(DESCRIPTION OF THE TASK)
Tally the lines containing the word "object", and report the tally alone.

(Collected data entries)

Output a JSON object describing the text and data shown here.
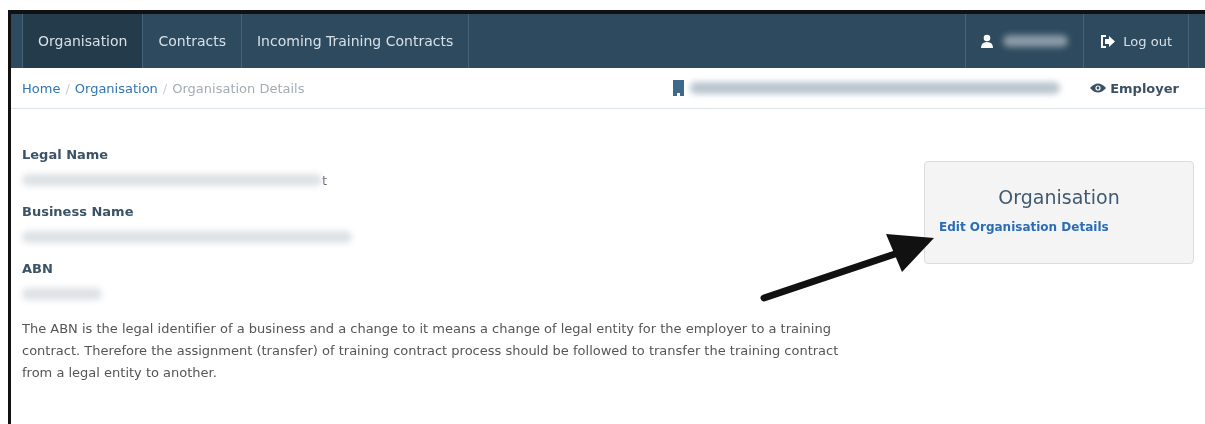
{
  "nav": {
    "tabs": [
      {
        "label": "Organisation",
        "selected": true
      },
      {
        "label": "Contracts",
        "selected": false
      },
      {
        "label": "Incoming Training Contracts",
        "selected": false
      }
    ],
    "logout": "Log out"
  },
  "breadcrumb": {
    "links": [
      {
        "label": "Home",
        "separator": "/"
      },
      {
        "label": "Organisation",
        "separator": "/"
      }
    ],
    "current": "Organisation Details",
    "role": "Employer"
  },
  "fields": [
    {
      "label": "Legal Name",
      "visible_tail": "t"
    },
    {
      "label": "Business Name"
    },
    {
      "label": "ABN"
    }
  ],
  "note": "The ABN is the legal identifier of a business and a change to it means a change of legal entity for the employer to a training contract. Therefore the assignment (transfer) of training contract process should be followed to transfer the training contract from a legal entity to another.",
  "card": {
    "title": "Organisation",
    "link": "Edit Organisation Details"
  }
}
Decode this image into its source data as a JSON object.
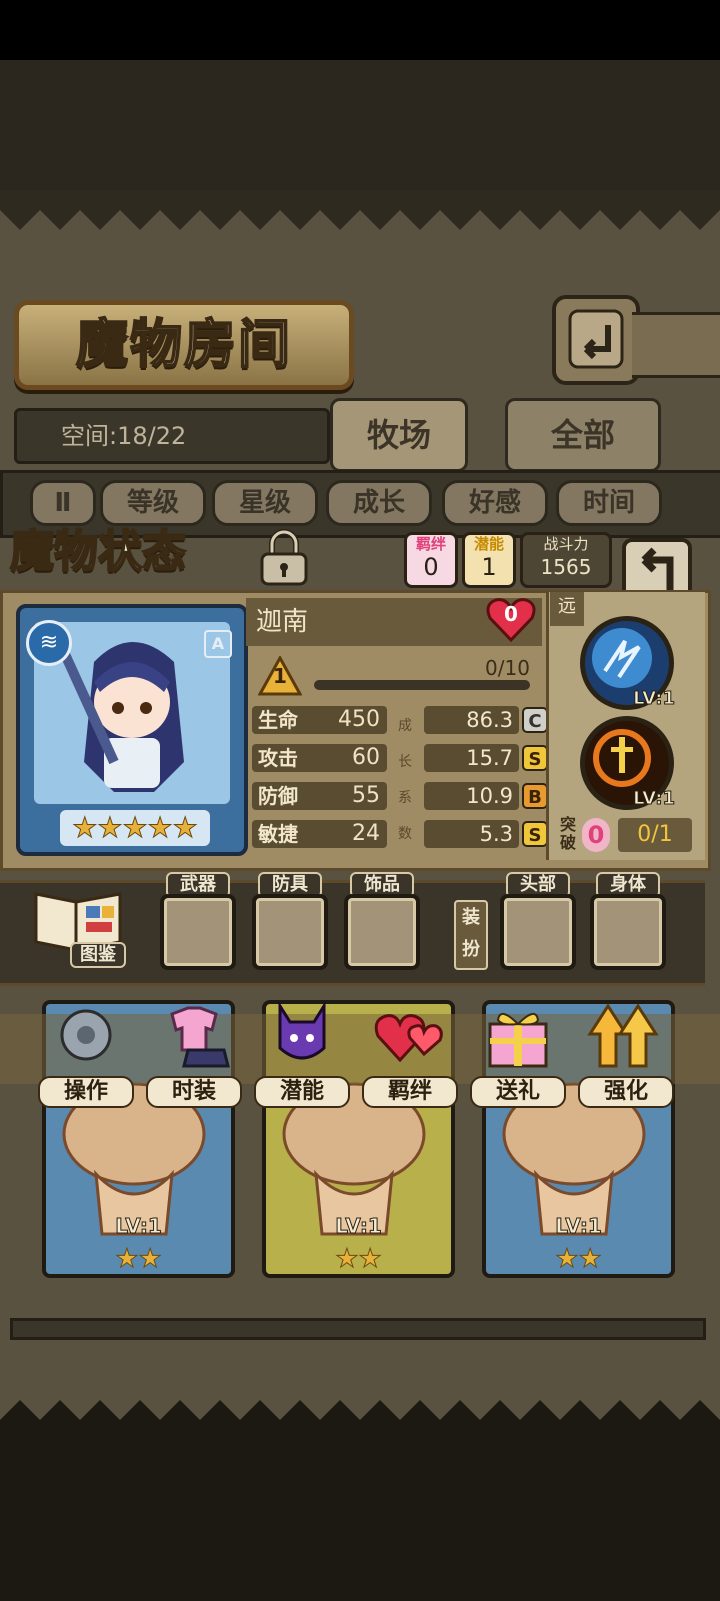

(TASK OUTPUT)
2